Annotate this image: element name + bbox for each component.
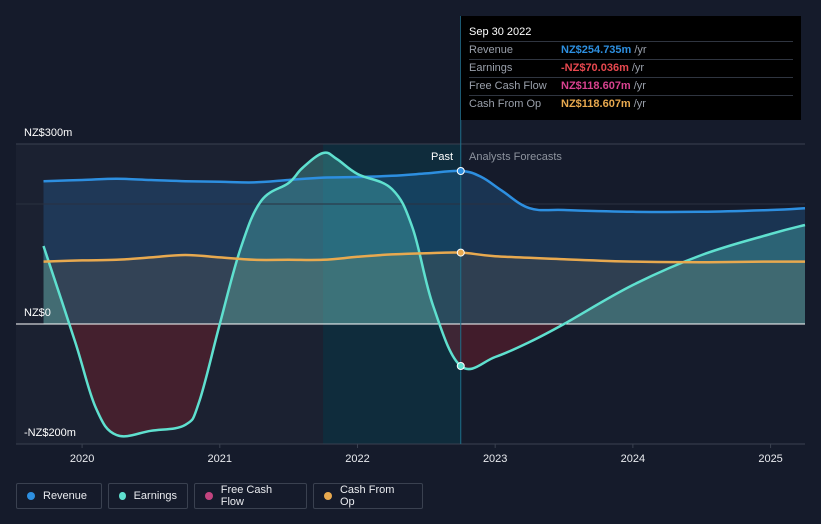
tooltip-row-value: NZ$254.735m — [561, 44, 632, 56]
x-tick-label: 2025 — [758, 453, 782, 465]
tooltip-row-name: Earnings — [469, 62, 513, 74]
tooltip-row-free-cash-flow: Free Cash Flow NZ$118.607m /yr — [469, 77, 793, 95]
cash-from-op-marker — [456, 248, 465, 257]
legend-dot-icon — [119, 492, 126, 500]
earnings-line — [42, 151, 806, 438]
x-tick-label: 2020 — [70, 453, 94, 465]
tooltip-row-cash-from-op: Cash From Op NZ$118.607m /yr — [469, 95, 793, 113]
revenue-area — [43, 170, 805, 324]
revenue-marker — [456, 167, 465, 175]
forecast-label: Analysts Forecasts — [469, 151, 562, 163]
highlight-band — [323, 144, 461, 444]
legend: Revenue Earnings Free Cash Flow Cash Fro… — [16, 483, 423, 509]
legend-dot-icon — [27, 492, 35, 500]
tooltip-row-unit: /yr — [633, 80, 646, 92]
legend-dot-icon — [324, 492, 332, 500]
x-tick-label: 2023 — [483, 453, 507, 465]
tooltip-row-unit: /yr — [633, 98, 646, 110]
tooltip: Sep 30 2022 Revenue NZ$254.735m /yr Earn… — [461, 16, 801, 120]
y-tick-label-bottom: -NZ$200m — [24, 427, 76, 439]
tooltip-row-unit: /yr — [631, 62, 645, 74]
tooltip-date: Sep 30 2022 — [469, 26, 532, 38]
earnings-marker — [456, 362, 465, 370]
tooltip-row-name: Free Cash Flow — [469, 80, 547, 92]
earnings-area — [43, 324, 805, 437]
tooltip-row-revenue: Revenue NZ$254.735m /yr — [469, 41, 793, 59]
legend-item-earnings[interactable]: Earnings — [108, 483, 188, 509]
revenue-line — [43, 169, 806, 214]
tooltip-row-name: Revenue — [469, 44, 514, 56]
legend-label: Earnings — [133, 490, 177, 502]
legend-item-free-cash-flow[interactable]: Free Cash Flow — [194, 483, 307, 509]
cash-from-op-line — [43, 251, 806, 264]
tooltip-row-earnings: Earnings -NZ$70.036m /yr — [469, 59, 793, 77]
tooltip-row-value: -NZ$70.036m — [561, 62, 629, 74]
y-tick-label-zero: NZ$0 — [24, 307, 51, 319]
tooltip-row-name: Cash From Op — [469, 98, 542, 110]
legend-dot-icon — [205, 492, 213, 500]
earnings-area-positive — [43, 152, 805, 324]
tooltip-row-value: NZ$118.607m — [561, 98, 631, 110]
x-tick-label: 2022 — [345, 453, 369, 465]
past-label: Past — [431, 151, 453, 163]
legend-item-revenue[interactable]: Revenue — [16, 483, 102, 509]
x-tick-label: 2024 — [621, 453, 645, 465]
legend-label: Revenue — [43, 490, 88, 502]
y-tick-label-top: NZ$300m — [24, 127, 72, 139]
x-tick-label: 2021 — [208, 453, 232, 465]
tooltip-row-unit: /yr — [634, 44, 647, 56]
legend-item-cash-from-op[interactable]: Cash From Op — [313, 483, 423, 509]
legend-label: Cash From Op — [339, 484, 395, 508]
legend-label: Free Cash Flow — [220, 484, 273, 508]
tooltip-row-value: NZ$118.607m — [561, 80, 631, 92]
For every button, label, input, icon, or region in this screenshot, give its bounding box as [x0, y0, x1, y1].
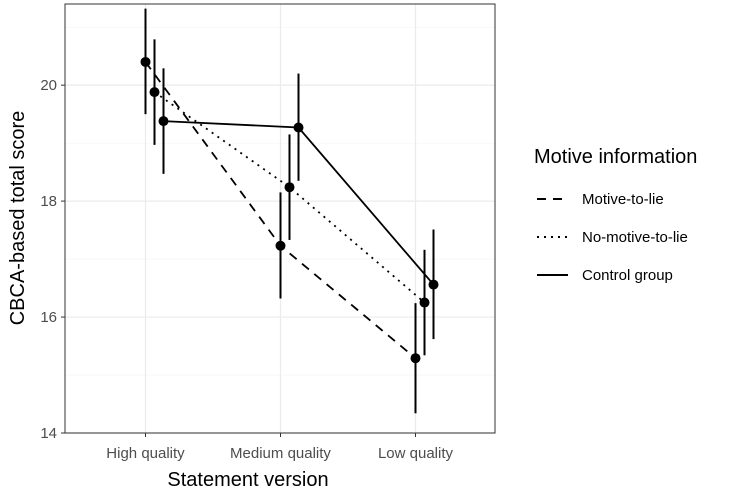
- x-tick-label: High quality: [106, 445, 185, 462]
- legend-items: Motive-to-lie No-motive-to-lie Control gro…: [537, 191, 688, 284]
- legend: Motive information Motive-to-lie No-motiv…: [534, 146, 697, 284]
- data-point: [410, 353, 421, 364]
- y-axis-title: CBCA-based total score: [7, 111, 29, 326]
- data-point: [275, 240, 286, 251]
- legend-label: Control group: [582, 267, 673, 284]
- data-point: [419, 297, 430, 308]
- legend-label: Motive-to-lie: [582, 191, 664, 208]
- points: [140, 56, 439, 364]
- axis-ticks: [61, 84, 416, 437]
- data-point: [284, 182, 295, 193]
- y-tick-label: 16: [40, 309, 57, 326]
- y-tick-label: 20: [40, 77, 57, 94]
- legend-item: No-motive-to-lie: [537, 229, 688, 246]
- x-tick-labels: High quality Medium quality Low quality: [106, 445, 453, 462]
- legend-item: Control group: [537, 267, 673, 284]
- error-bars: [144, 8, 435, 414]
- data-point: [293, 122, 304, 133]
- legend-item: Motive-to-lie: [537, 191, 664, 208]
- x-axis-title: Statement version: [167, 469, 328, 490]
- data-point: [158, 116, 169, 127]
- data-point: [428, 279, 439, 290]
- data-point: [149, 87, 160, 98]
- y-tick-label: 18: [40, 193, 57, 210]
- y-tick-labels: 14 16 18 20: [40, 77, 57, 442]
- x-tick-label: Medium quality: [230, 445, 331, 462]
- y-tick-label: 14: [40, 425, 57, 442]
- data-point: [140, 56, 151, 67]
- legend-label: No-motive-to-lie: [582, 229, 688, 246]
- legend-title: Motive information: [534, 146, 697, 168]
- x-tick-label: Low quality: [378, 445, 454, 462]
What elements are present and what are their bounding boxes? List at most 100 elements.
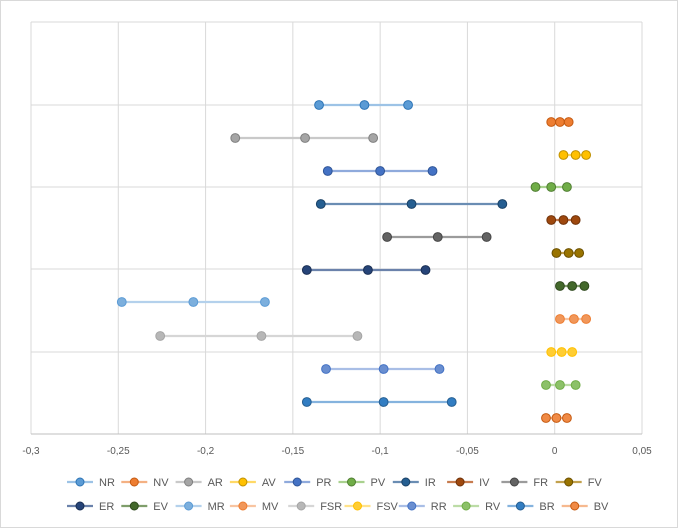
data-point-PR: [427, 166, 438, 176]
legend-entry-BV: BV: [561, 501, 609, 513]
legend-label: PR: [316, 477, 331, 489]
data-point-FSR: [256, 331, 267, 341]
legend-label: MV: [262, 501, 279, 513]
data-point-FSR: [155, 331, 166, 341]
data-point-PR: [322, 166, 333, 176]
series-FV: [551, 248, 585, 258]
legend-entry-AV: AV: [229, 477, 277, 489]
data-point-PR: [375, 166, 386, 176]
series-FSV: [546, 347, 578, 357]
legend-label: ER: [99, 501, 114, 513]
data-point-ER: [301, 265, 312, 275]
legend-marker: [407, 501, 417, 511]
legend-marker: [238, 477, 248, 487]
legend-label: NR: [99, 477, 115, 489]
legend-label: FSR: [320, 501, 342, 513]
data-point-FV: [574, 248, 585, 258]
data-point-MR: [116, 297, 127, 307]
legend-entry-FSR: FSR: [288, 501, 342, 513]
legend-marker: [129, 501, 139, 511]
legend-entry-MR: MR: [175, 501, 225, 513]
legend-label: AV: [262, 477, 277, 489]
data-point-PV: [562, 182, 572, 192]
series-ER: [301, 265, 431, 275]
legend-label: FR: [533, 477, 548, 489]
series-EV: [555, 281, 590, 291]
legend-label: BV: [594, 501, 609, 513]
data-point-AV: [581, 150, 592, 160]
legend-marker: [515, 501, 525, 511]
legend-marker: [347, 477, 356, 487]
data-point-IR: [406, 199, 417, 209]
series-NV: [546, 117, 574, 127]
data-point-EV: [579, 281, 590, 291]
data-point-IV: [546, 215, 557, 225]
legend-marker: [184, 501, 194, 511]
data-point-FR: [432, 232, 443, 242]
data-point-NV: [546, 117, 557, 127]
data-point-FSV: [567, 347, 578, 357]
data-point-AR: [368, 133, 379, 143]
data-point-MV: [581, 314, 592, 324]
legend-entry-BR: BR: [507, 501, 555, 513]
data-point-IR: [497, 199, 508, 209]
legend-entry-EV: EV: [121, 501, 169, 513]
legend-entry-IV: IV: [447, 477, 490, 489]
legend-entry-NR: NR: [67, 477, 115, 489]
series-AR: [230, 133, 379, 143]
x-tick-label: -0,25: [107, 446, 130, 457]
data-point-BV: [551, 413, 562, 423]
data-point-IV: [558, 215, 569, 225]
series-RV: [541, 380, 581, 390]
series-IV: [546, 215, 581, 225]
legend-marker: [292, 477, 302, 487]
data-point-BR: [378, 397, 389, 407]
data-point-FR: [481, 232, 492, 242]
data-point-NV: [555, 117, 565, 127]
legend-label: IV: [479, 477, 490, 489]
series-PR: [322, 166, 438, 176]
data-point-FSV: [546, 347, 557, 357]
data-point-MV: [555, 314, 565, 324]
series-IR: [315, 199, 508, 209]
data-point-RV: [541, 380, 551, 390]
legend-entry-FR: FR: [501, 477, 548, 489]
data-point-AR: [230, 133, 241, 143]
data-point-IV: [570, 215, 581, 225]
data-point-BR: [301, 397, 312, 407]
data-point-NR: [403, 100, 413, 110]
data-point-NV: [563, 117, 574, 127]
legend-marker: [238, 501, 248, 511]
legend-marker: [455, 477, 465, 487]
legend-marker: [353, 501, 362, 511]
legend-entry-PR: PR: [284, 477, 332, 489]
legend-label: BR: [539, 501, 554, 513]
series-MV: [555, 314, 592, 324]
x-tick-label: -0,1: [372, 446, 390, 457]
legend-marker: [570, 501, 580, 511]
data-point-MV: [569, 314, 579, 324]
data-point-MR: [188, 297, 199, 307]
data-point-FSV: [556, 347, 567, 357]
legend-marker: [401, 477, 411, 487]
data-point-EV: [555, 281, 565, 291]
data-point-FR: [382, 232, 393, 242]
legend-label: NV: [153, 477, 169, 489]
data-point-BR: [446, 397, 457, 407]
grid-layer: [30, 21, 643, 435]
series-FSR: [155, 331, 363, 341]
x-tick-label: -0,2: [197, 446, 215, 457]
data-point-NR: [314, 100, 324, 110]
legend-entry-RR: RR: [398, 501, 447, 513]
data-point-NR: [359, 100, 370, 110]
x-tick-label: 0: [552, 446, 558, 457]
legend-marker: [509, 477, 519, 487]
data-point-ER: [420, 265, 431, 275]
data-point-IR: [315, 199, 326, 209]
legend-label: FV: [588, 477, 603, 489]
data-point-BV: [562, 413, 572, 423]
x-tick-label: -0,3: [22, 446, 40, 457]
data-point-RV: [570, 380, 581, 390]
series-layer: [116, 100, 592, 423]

------------------------------------------------------------

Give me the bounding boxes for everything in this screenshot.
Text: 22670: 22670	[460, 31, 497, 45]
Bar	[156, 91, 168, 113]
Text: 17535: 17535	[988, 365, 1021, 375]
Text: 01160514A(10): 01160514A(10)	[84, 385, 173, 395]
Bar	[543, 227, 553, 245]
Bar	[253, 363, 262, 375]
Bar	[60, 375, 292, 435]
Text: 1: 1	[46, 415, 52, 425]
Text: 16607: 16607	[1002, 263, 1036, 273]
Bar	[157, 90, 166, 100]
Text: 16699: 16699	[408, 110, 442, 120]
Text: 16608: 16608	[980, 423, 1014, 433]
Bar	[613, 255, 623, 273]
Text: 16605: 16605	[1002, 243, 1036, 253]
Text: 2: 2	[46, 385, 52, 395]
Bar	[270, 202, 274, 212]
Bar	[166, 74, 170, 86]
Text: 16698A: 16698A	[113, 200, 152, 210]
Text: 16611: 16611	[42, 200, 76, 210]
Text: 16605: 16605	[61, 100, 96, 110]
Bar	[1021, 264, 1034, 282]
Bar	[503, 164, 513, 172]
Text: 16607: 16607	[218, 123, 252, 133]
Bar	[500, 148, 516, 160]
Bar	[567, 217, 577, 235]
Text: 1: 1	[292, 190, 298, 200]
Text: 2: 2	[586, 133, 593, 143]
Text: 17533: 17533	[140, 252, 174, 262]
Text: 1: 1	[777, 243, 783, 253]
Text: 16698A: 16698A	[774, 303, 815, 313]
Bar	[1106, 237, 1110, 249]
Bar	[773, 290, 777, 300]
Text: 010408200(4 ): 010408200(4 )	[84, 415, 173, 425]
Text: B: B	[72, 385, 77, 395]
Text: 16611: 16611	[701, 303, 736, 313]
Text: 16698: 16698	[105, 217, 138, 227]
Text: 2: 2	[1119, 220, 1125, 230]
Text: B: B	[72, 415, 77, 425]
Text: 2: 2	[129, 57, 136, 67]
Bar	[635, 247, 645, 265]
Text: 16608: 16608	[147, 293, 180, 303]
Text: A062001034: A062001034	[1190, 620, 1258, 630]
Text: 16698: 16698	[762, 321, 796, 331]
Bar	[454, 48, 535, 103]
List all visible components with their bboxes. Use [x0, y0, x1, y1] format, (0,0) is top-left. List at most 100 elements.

------------------------------------------------------------

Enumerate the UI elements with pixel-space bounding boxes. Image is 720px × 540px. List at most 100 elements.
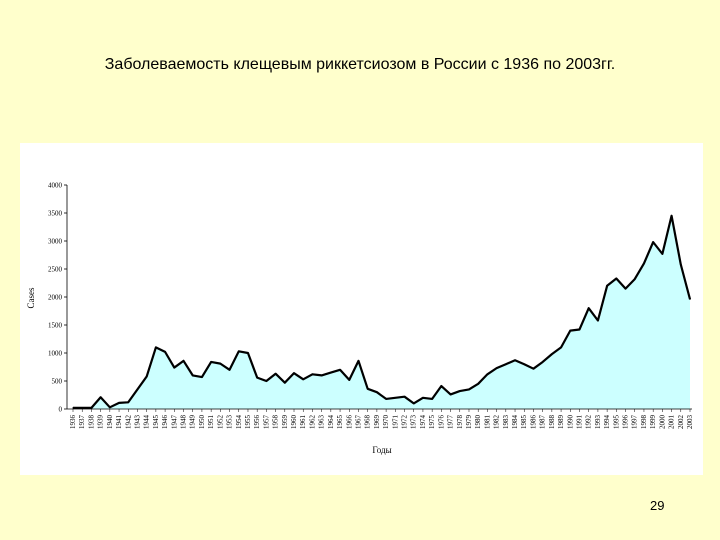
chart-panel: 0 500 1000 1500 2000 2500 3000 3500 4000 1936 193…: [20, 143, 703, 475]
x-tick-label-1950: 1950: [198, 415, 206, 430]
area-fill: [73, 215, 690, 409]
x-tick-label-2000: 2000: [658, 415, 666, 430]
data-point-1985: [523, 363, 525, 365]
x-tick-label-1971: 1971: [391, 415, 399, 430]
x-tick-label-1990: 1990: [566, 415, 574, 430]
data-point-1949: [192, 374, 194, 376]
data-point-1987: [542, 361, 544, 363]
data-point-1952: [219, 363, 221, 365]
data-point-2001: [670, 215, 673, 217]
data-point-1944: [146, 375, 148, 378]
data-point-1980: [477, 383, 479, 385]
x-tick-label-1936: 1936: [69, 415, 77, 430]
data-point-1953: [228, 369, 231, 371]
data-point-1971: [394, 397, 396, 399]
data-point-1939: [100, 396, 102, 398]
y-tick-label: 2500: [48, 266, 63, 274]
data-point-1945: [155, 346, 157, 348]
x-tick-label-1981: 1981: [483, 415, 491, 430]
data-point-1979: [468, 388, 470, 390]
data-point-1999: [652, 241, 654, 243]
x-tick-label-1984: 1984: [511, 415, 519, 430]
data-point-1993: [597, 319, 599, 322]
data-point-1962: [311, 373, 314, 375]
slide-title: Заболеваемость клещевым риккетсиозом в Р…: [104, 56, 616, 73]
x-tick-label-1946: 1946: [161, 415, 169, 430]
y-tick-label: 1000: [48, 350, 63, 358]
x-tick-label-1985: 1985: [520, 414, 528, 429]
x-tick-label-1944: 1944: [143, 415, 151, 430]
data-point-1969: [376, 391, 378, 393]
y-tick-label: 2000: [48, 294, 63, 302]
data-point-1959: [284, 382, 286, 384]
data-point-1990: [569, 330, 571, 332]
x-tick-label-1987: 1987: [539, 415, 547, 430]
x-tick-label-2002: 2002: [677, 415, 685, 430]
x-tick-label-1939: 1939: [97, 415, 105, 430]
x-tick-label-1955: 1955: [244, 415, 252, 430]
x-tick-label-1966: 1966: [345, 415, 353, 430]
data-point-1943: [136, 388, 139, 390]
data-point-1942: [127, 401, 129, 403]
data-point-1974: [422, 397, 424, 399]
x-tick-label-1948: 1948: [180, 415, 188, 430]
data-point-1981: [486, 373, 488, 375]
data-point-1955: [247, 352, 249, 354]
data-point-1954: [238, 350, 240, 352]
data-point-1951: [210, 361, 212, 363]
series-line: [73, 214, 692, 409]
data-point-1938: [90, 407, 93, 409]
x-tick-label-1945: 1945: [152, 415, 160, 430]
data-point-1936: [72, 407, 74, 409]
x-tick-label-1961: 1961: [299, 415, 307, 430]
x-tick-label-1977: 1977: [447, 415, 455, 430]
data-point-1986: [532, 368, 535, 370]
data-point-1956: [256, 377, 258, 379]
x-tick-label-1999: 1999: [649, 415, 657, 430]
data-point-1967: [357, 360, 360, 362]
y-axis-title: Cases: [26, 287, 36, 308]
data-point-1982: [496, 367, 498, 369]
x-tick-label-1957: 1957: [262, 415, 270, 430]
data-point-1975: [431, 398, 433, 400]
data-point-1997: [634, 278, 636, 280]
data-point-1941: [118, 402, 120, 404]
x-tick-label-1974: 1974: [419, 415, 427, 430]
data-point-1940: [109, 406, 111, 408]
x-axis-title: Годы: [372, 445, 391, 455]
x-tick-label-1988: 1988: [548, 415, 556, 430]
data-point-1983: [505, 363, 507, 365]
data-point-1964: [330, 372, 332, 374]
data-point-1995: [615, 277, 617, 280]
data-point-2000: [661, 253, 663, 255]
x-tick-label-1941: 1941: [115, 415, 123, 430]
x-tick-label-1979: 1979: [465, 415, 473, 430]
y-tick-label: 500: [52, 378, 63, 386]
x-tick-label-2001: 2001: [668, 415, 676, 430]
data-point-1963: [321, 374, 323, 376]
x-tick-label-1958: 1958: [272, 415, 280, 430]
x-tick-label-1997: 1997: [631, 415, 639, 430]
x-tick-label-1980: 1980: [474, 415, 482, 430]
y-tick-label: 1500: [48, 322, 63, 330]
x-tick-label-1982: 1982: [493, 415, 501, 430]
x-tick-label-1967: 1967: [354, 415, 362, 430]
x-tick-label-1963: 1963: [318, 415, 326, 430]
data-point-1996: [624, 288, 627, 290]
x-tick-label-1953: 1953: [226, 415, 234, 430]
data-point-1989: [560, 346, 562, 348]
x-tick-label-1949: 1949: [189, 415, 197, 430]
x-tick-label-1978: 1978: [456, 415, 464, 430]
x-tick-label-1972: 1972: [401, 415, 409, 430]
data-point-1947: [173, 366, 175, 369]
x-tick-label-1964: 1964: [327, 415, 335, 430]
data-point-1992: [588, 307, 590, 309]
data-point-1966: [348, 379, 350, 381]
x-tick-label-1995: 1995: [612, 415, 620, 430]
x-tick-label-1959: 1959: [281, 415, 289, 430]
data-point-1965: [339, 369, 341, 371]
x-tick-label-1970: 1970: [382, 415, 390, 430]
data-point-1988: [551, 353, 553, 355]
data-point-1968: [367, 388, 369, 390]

------------------------------------------------------------

**What the task requires**: Rewrite the part of the data that opens with the line containing "- x-tick-label: High" and closes with the line containing "- y-tick-label: 18: [40, 193, 57, 210]", putting "marker" wherever "data-point" appears and keeping every other character the same.

**Output of the task**:
- x-tick-label: High quality: [106, 445, 185, 462]
- legend-items: Motive-to-lie No-motive-to-lie Control gro…: [537, 191, 688, 284]
- legend: Motive information Motive-to-lie No-motiv…: [534, 146, 697, 284]
- marker: [410, 353, 421, 364]
- y-axis-title: CBCA-based total score: [7, 111, 29, 326]
- marker: [275, 240, 286, 251]
- legend-label: Control group: [582, 267, 673, 284]
- marker: [419, 297, 430, 308]
- legend-label: Motive-to-lie: [582, 191, 664, 208]
- points: [140, 56, 439, 364]
- axis-ticks: [61, 84, 416, 437]
- marker: [284, 182, 295, 193]
- y-tick-label: 16: [40, 309, 57, 326]
- y-tick-label: 20: [40, 77, 57, 94]
- legend-item: No-motive-to-lie: [537, 229, 688, 246]
- x-tick-labels: High quality Medium quality Low quality: [106, 445, 453, 462]
- legend-item: Control group: [537, 267, 673, 284]
- error-bars: [144, 8, 435, 414]
- marker: [293, 122, 304, 133]
- legend-item: Motive-to-lie: [537, 191, 664, 208]
- x-axis-title: Statement version: [167, 469, 328, 490]
- marker: [158, 116, 169, 127]
- marker: [428, 279, 439, 290]
- marker: [149, 87, 160, 98]
- y-tick-label: 18: [40, 193, 57, 210]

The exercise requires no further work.